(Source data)
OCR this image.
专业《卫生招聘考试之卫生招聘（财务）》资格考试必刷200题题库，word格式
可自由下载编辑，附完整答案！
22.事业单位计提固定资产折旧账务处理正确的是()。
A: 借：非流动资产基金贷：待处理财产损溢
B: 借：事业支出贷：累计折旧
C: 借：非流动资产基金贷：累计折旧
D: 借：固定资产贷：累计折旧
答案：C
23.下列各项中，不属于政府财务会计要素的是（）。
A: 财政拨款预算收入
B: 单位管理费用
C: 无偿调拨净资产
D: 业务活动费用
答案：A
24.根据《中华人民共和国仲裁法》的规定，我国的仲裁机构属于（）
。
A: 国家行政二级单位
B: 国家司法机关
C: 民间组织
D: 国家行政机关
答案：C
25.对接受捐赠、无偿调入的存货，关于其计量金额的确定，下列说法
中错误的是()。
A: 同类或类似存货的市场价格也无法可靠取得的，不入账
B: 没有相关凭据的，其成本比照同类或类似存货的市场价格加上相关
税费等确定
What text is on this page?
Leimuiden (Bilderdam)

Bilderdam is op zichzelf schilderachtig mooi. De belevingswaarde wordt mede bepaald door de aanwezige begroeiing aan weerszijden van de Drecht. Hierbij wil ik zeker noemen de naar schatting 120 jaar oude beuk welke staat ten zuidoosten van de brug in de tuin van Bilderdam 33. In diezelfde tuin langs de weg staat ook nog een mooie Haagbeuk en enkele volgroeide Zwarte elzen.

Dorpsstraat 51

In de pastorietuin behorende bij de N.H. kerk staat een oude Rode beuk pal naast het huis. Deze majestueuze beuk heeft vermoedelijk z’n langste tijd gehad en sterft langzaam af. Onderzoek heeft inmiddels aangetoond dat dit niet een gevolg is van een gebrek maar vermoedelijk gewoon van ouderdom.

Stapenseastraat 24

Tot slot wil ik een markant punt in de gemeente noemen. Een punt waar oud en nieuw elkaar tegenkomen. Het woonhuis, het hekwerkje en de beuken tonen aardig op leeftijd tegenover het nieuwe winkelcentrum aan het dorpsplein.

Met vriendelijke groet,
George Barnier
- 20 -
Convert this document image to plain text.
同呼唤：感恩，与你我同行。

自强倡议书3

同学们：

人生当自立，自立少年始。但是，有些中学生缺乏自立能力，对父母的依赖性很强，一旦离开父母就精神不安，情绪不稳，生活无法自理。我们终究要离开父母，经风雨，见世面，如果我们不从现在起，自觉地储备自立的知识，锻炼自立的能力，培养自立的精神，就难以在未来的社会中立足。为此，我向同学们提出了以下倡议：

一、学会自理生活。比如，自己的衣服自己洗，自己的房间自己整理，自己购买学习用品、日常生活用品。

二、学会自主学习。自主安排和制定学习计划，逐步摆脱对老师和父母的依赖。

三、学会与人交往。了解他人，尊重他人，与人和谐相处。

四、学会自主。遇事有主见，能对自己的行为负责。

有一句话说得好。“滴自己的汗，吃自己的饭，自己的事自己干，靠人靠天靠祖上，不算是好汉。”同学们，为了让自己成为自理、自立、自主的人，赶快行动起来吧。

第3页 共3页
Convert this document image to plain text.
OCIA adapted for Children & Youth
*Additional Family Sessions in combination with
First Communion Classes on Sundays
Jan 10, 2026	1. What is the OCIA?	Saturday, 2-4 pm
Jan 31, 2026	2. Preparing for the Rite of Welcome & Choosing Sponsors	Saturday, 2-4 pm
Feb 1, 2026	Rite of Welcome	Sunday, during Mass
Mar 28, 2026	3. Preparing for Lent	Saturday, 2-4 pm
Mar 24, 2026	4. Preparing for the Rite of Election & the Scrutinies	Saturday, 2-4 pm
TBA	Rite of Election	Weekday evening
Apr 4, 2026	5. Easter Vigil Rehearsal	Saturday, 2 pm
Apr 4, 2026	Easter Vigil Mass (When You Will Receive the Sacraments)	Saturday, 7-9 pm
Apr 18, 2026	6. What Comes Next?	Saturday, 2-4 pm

> [SHORT PROBLEM] Find the word "this" in the entries, and copy every line it shows up in.

> [COMPLETE ANSWER]
OCR this image.
What text is on this page?
Convert this document image to plain text.
Convert this document image to plain text.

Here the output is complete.